# WRITTEN REQUEST
Check every line below for the word "Reinicijalizacija" and show those that hold it.

# DATA SECTION
━━━━━━━━━━━━━━━━━━━━

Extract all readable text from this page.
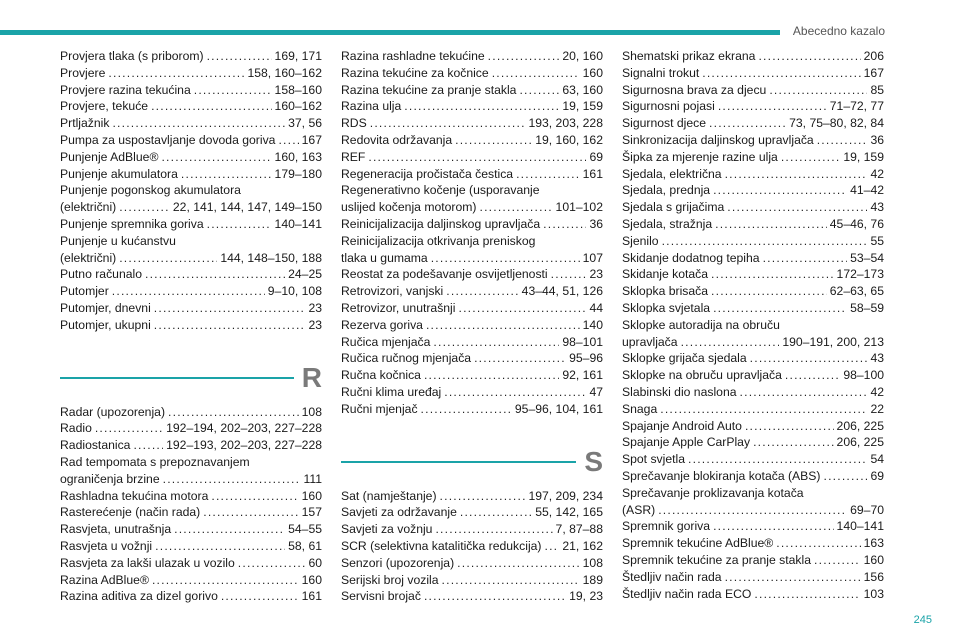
Abecedno kazalo
Provjera tlaka (s priborom) .....	169, 171
Provjere .....	158, 160–162
Provjere razina tekućina .....	158–160
Provjere, tekuće .....	160–162
Prtljažnik .....	37, 56
Pumpa za uspostavljanje dovoda goriva ..... 167
Punjenje AdBlue® .....	160, 163
Punjenje akumulatora .....	179–180
Punjenje pogonskog akumulatora
(električni) .....	22, 141, 144, 147, 149–150
Punjenje spremnika goriva .....	140–141
Punjenje u kućanstvu
(električni) .....	144, 148–150, 188
Putno računalo .....	24–25
Putomjer .....	9–10, 108
Putomjer, dnevni .....	23
Putomjer, ukupni .....	23
R
Radar (upozorenja) .....	108
Radio .....	192–194, 202–203, 227–228
Radiostanica .....	192–193, 202–203, 227–228
Rad tempomata s prepoznavanjem
ograničenja brzine .....	111
Rashladna tekućina motora .....	160
Rasterećenje (način rada) .....	157
Rasvjeta, unutrašnja .....	54–55
Rasvjeta u vožnji .....	58, 61
Rasvjeta za lakši ulazak u vozilo .....	60
Razina AdBlue® .....	160
Razina aditiva za dizel gorivo .....	161
Razina rashladne tekućine .....	20, 160
Razina tekućine za kočnice .....	160
Razina tekućine za pranje stakla .....	63, 160
Razina ulja .....	19, 159
RDS .....	193, 203, 228
Redovita održavanja .....	19, 160, 162
REF .....	69
Regeneracija pročistača čestica .....	161
Regenerativno kočenje (usporavanje
uslijed kočenja motorom) .....	101–102
Reinicijalizacija daljinskog upravljača .....	36
Reinicijalizacija otkrivanja preniskog
tlaka u gumama .....	107
Reostat za podešavanje osvijetljenosti .....	23
Retrovizori, vanjski .....	43–44, 51, 126
Retrovizor, unutrašnji .....	44
Rezerva goriva .....	140
Ručica mjenjača .....	98–101
Ručica ručnog mjenjača .....	95–96
Ručna kočnica .....	92, 161
Ručni klima uređaj .....	47
Ručni mjenjač .....	95–96, 104, 161
S
Sat (namještanje) .....	197, 209, 234
Savjeti za održavanje .....	55, 142, 165
Savjeti za vožnju .....	7, 87–88
SCR (selektivna katalitička redukcija) ..... 21, 162
Senzori (upozorenja) .....	108
Serijski broj vozila .....	189
Servisni brojač .....	19, 23
Shematski prikaz ekrana .....	206
Signalni trokut .....	167
Sigurnosna brava za djecu .....	85
Sigurnosni pojasi .....	71–72, 77
Sigurnost djece .....	73, 75–80, 82, 84
Sinkronizacija daljinskog upravljača .....	36
Šipka za mjerenje razine ulja .....	19, 159
Sjedala, električna .....	42
Sjedala, prednja .....	41–42
Sjedala s grijačima .....	43
Sjedala, stražnja .....	45–46, 76
Sjenilo .....	55
Skidanje dodatnog tepiha .....	53–54
Skidanje kotača .....	172–173
Sklopka brisača .....	62–63, 65
Sklopka svjetala .....	58–59
Sklopke autoradija na obruču
upravljača .....	190–191, 200, 213
Sklopke grijača sjedala .....	43
Sklopke na obruču upravljača .....	98–100
Slabinski dio naslona .....	42
Snaga .....	22
Spajanje Android Auto .....	206, 225
Spajanje Apple CarPlay .....	206, 225
Spot svjetla .....	54
Sprečavanje blokiranja kotača (ABS) .....	69
Sprečavanje proklizavanja kotača
(ASR) .....	69–70
Spremnik goriva .....	140–141
Spremnik tekućine AdBlue® .....	163
Spremnik tekućine za pranje stakla .....	160
Štedljiv način rada .....	156
Štedljiv način rada ECO .....	103
245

━━━━━━━━━━━━━━━━━━━━

# SOLUTION TO THE PROBLEM
Reinicijalizacija daljinskog upravljača .....	36
Reinicijalizacija otkrivanja preniskog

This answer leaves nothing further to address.